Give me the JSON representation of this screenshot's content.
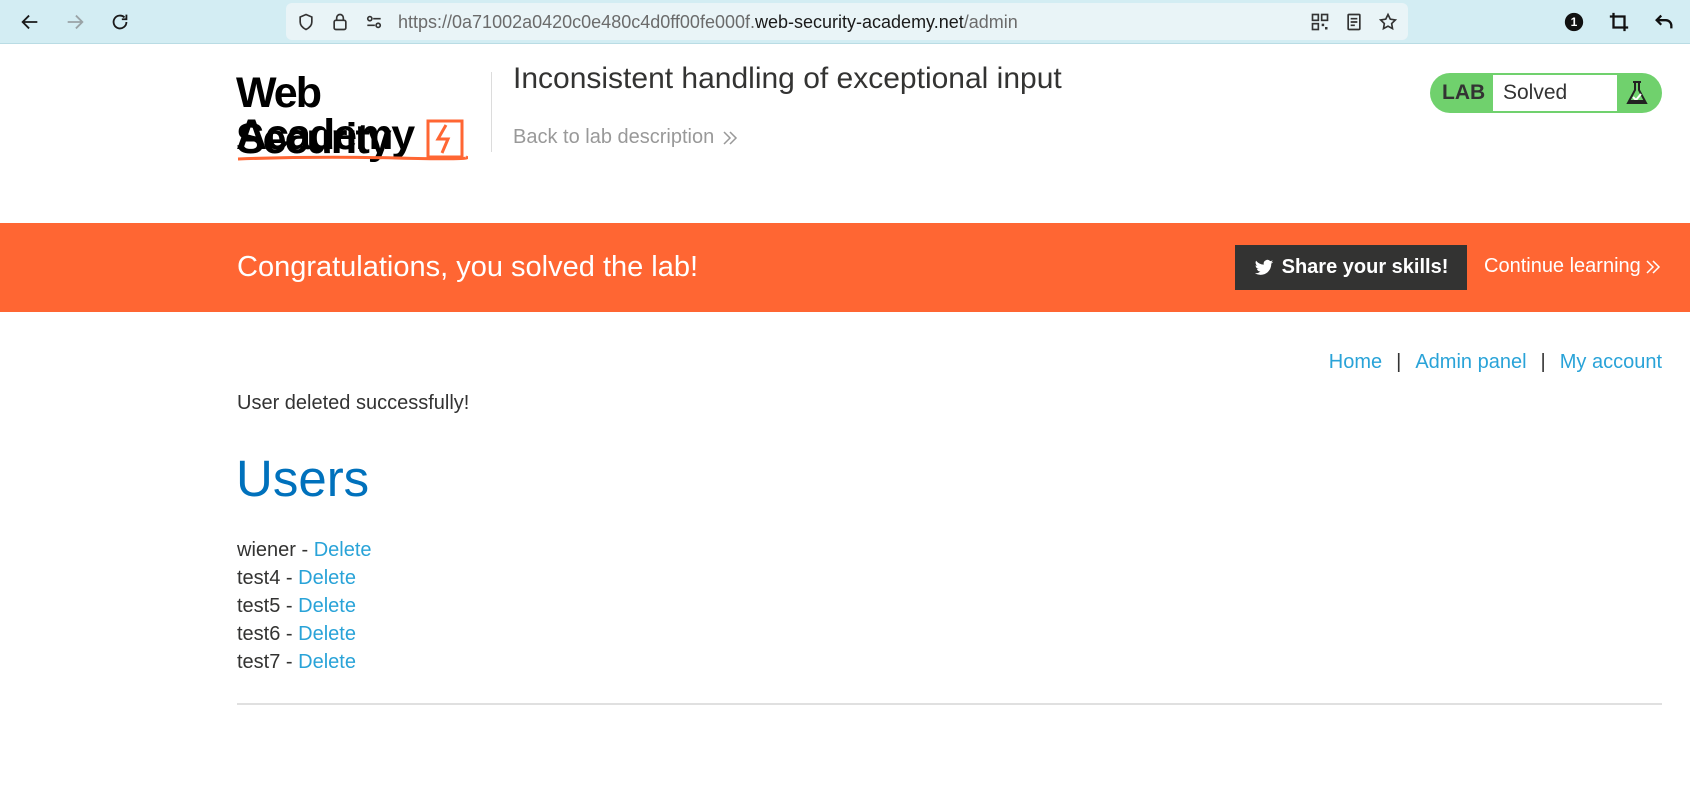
{
  "browser": {
    "url_prefix": "https://0a71002a0420c0e480c4d0ff00fe000f.",
    "url_host": "web-security-academy.net",
    "url_path": "/admin",
    "badge_count": "1"
  },
  "header": {
    "logo_line1": "Web Security",
    "logo_line2": "Academy",
    "lab_title": "Inconsistent handling of exceptional input",
    "back_link": "Back to lab description",
    "lab_label": "LAB",
    "lab_status": "Solved"
  },
  "banner": {
    "message": "Congratulations, you solved the lab!",
    "share_button": "Share your skills!",
    "continue_link": "Continue learning"
  },
  "nav": {
    "home": "Home",
    "separator": "|",
    "admin_panel": "Admin panel",
    "my_account": "My account"
  },
  "content": {
    "message": "User deleted successfully!",
    "heading": "Users",
    "dash": " - ",
    "users": [
      {
        "name": "wiener",
        "action": "Delete"
      },
      {
        "name": "test4",
        "action": "Delete"
      },
      {
        "name": "test5",
        "action": "Delete"
      },
      {
        "name": "test6",
        "action": "Delete"
      },
      {
        "name": "test7",
        "action": "Delete"
      }
    ]
  },
  "colors": {
    "banner": "#ff6633",
    "link": "#29a3d8",
    "heading": "#0071bc",
    "lab_solved": "#70d16d"
  }
}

_Exercise details_
Copy every line of the material in which the word "content" occurs.

_Exercise output_
Give me the JSON representation of this screenshot's content.
  "content": {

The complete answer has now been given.